Written problem => Gather all lines in the entries that include the word "this".

## START Provided records

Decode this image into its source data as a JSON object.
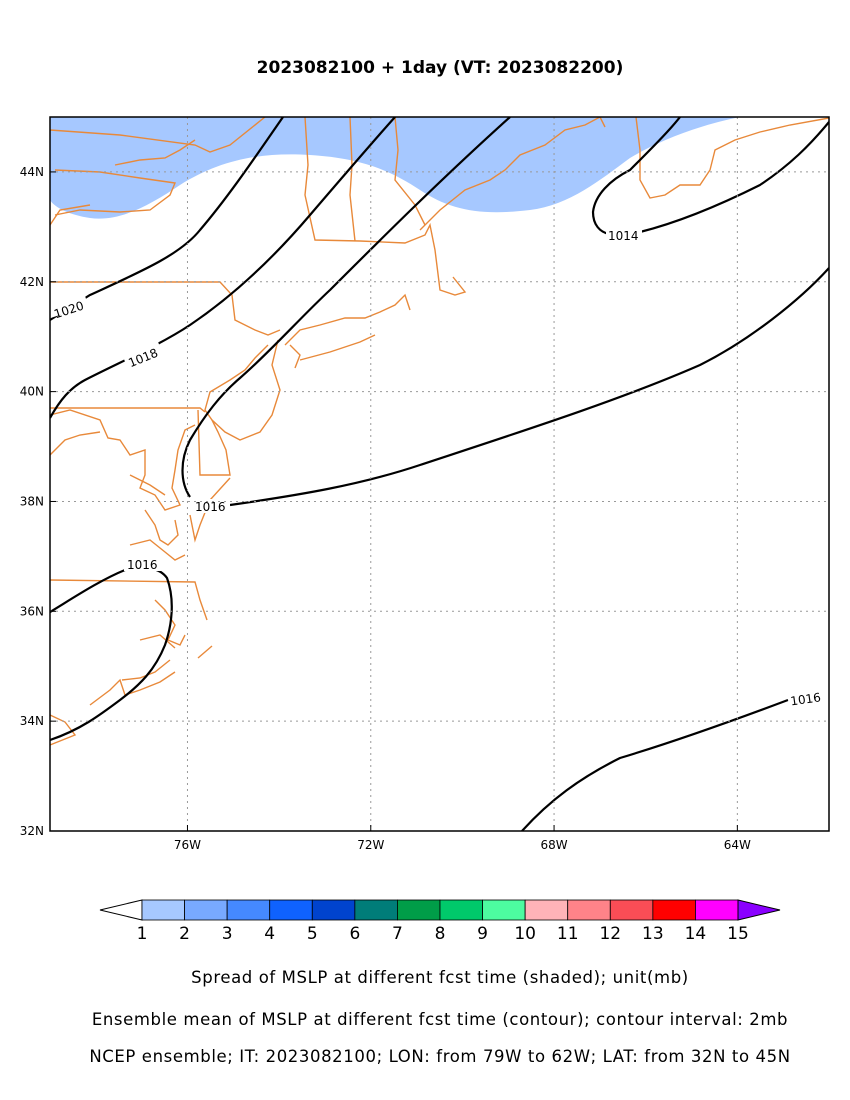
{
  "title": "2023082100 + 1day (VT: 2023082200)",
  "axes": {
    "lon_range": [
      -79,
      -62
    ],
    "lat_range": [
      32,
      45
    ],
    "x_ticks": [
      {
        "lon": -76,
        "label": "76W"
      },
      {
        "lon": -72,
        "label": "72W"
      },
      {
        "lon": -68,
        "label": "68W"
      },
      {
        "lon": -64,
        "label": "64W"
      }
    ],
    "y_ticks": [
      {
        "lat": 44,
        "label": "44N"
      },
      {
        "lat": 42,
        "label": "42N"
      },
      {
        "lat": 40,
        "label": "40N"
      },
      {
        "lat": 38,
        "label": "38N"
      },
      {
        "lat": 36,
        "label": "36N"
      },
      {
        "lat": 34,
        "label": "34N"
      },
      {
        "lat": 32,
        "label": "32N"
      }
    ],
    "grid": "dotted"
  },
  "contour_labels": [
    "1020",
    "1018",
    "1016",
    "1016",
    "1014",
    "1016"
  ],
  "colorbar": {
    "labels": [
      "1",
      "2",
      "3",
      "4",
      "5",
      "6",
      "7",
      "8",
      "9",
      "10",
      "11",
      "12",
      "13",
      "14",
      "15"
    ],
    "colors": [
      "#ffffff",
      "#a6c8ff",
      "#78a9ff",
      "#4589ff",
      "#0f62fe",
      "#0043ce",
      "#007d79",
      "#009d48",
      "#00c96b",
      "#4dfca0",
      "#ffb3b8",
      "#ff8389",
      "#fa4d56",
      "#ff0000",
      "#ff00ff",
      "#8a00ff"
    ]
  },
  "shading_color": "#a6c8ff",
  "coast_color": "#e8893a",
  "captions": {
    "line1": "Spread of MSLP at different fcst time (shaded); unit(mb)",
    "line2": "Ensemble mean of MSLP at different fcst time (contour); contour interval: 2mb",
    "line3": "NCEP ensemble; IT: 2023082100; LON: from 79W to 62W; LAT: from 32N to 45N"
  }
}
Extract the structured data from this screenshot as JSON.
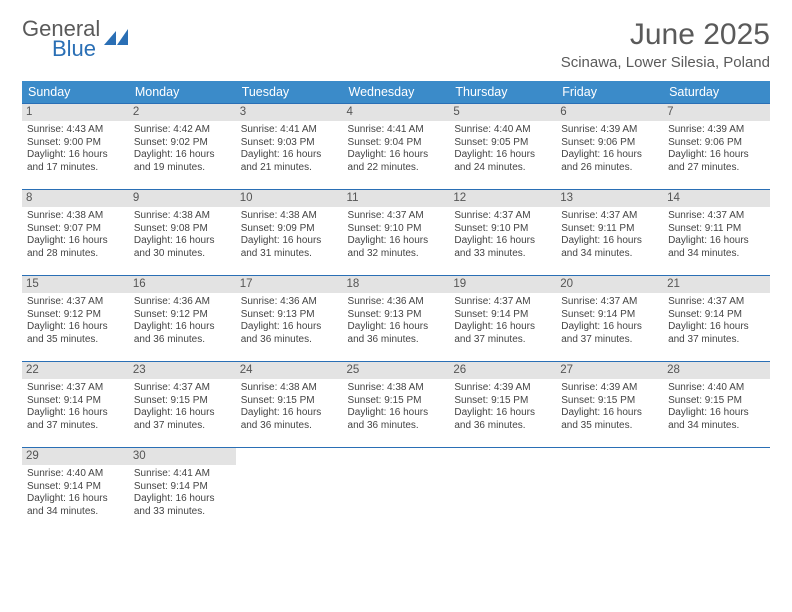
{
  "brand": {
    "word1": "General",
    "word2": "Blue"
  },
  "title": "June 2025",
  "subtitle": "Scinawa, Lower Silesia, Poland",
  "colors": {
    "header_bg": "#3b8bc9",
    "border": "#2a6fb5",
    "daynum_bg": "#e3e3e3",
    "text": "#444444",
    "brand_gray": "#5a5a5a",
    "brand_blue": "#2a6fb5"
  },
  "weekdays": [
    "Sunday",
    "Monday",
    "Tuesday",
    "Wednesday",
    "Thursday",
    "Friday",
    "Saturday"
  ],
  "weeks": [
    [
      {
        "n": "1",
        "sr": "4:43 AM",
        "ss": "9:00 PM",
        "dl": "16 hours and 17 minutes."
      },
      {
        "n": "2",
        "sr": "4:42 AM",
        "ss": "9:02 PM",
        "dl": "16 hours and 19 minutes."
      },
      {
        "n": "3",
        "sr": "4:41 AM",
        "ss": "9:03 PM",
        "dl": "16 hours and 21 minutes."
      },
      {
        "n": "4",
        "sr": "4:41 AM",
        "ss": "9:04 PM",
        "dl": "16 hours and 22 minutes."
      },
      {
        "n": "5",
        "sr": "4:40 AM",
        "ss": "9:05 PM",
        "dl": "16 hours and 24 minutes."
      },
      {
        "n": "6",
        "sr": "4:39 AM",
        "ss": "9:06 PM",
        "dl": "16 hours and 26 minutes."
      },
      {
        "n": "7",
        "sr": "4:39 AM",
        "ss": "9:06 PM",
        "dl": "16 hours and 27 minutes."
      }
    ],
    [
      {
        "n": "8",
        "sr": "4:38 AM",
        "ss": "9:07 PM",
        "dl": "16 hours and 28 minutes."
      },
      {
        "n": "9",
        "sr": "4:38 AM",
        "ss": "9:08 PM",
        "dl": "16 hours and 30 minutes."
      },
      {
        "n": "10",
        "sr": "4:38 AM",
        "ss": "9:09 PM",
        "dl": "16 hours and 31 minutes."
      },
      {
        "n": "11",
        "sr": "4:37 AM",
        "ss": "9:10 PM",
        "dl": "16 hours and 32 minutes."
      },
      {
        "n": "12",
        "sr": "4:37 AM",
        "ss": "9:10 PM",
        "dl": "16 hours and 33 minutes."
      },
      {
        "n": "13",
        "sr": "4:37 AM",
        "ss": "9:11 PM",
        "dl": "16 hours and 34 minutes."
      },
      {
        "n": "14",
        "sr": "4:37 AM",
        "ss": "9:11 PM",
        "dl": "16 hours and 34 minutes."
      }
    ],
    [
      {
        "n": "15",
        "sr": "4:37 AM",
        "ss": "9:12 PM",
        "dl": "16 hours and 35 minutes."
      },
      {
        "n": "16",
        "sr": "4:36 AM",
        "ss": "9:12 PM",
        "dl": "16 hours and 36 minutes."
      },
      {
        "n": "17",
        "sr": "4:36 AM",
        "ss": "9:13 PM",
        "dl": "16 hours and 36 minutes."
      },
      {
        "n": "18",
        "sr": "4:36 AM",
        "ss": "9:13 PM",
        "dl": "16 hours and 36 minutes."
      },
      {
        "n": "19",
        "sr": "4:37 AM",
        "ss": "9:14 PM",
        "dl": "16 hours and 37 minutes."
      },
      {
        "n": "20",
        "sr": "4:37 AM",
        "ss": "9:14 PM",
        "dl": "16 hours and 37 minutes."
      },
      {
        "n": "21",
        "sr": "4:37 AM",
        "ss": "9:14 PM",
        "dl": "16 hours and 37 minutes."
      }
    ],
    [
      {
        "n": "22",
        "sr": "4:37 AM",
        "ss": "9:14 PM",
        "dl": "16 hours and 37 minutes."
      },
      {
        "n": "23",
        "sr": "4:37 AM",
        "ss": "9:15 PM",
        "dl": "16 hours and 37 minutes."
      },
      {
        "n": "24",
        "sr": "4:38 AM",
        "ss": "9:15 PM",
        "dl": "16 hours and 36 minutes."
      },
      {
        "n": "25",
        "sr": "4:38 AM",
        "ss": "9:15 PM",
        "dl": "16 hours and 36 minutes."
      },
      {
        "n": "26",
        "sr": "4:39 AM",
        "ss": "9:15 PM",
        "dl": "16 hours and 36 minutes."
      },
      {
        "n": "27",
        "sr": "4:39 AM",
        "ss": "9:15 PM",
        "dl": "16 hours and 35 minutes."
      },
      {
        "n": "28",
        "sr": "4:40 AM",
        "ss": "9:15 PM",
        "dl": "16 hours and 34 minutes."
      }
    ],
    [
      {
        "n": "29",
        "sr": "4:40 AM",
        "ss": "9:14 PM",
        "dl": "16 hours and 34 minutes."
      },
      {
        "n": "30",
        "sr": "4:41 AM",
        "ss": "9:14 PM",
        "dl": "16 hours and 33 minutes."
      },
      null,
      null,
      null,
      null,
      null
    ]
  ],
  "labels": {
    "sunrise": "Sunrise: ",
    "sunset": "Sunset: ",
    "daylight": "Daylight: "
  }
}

## END Provided records
## START Provided records

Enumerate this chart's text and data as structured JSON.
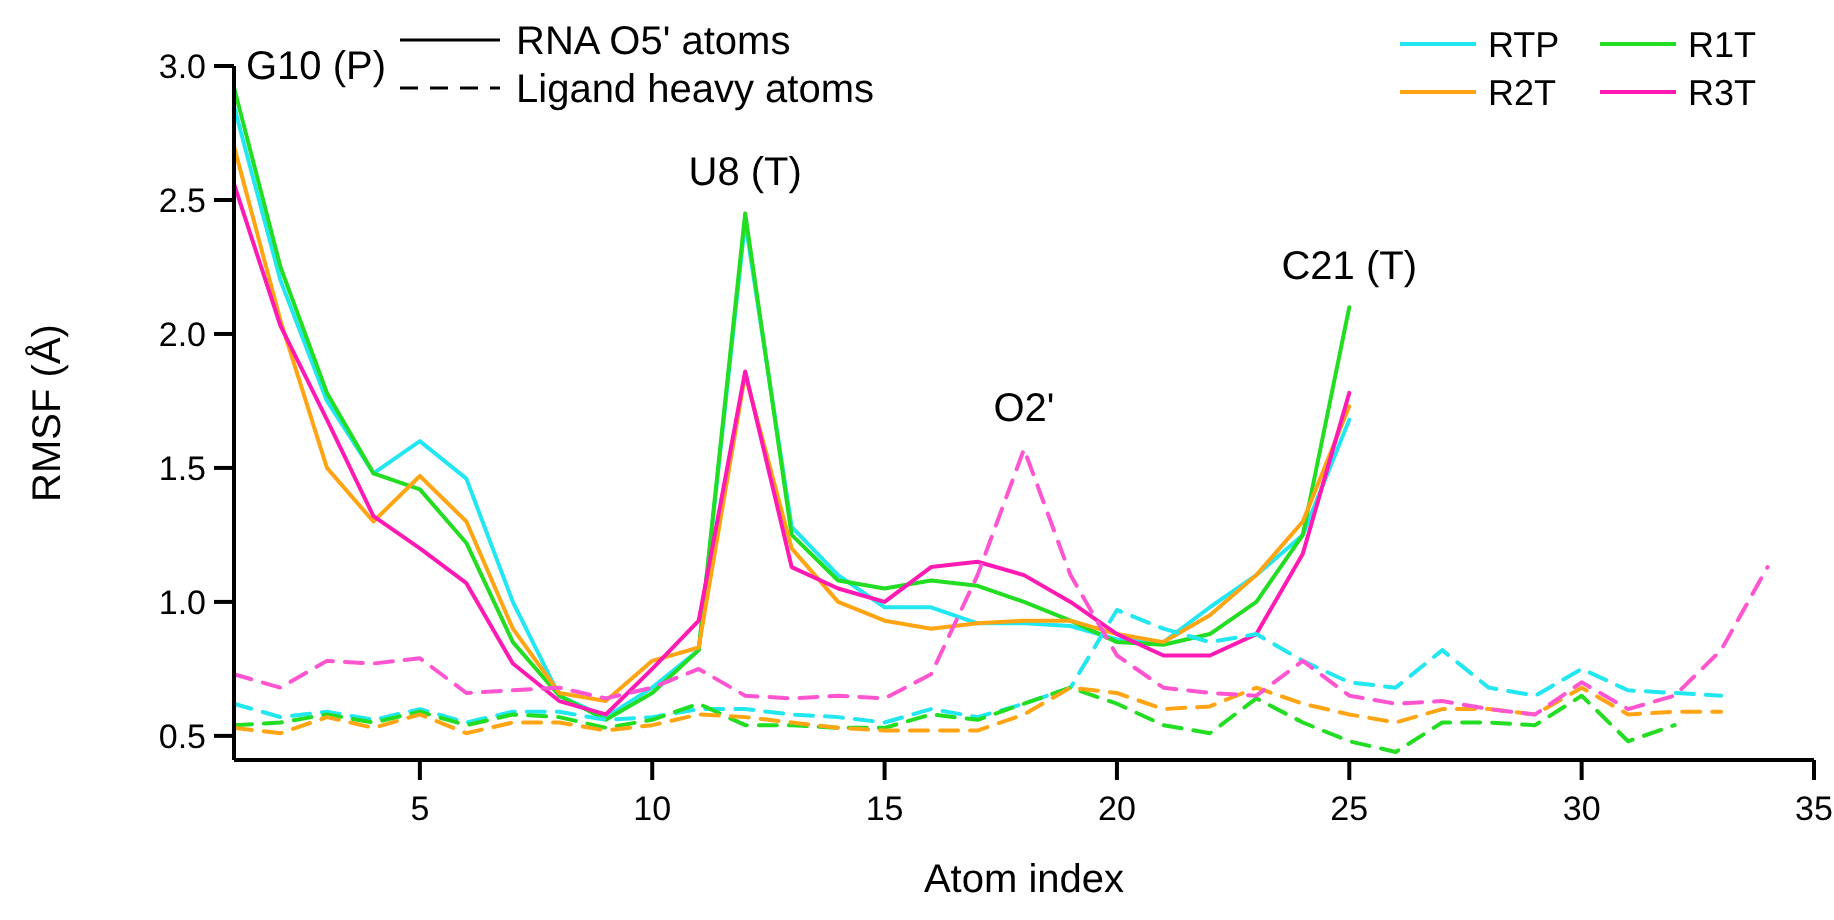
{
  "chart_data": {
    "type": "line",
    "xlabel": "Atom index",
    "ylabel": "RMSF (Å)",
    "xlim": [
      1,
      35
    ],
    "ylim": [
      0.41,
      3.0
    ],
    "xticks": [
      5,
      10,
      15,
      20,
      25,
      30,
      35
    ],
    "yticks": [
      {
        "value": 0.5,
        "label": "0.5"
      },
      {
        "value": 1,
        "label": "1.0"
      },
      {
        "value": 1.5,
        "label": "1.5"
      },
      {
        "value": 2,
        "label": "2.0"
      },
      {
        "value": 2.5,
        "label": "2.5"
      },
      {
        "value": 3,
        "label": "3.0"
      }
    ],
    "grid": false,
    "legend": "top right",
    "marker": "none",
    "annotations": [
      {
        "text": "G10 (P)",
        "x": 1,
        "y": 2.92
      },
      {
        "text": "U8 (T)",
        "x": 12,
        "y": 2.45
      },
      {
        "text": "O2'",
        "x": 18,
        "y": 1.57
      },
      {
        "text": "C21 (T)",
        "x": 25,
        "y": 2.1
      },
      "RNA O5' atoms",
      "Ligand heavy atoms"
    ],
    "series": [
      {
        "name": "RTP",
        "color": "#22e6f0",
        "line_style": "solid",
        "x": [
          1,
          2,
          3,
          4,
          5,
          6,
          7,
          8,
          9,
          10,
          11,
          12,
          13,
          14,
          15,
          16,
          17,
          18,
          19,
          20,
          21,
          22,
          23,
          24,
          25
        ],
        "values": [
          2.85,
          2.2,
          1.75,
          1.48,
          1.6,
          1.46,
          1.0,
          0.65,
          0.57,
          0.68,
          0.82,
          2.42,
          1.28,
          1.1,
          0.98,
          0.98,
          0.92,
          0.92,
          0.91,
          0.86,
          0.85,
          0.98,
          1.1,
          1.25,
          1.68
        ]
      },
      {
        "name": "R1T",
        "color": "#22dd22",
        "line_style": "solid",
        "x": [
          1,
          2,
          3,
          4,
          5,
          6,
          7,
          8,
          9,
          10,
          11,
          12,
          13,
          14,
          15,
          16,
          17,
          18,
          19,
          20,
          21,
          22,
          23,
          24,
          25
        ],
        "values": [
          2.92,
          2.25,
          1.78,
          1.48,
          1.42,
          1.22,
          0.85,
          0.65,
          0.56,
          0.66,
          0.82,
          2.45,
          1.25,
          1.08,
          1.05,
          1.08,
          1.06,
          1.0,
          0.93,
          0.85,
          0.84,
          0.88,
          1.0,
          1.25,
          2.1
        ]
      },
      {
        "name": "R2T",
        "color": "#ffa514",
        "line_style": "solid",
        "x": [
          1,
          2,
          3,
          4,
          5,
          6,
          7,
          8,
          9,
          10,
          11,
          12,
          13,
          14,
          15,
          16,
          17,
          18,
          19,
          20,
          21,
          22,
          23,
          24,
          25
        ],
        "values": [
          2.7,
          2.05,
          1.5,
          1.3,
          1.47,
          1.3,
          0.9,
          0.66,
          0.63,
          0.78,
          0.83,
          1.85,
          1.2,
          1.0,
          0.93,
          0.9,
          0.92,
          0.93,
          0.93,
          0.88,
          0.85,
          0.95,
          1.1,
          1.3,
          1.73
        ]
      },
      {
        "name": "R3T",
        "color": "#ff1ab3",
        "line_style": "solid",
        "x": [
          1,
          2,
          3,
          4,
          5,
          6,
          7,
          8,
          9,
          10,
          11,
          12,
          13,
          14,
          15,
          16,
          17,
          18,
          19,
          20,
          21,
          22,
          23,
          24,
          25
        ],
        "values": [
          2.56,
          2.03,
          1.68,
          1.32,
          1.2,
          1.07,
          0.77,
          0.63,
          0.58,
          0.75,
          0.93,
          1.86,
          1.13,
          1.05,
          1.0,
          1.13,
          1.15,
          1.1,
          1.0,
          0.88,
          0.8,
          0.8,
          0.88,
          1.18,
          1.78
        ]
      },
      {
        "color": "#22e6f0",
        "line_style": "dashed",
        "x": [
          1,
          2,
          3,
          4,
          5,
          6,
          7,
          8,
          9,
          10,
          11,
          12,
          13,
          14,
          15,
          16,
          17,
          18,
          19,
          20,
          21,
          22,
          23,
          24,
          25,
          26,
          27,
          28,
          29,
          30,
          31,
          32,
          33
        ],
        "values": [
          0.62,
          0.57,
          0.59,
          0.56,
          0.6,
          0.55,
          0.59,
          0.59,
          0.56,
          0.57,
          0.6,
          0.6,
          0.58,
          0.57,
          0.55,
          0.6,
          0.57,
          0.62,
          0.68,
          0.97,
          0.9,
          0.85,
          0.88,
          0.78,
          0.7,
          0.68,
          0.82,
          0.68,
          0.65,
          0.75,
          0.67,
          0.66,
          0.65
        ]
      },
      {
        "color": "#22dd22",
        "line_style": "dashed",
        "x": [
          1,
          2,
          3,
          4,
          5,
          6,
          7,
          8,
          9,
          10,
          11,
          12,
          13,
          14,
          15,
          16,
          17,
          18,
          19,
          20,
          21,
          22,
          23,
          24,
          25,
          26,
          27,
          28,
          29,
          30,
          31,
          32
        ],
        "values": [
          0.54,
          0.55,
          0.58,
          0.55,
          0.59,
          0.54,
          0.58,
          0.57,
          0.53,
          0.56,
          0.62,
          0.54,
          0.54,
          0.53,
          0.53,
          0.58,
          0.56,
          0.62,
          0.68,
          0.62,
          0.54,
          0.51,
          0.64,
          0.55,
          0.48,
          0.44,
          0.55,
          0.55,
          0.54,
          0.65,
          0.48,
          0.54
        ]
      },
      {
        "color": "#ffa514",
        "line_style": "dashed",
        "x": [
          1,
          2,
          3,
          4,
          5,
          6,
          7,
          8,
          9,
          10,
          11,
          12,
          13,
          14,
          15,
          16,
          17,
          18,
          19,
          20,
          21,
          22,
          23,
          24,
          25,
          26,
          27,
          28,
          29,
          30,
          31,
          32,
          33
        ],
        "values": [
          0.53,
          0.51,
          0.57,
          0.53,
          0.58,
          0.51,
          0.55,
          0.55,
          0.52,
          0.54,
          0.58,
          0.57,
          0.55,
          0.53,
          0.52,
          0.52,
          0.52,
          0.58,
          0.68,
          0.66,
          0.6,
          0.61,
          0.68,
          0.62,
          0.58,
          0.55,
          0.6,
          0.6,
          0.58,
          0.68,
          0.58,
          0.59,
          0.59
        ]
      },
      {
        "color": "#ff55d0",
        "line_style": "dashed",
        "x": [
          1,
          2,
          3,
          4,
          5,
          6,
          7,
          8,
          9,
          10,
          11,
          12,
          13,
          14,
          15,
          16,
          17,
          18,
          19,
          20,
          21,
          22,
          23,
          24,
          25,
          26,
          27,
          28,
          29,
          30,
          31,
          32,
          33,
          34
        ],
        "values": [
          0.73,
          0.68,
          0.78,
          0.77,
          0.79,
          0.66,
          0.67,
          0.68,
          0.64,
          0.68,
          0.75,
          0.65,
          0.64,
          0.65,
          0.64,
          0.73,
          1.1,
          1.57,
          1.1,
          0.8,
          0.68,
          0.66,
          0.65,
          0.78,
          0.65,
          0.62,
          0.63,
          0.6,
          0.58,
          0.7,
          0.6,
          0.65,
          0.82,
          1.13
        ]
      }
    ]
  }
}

## END Provided records

Solution to the exercise =>
Decode this image into its source data as a JSON object.
Extract the structured data from this screenshot as JSON.
Enumerate this chart's text and data as structured JSON.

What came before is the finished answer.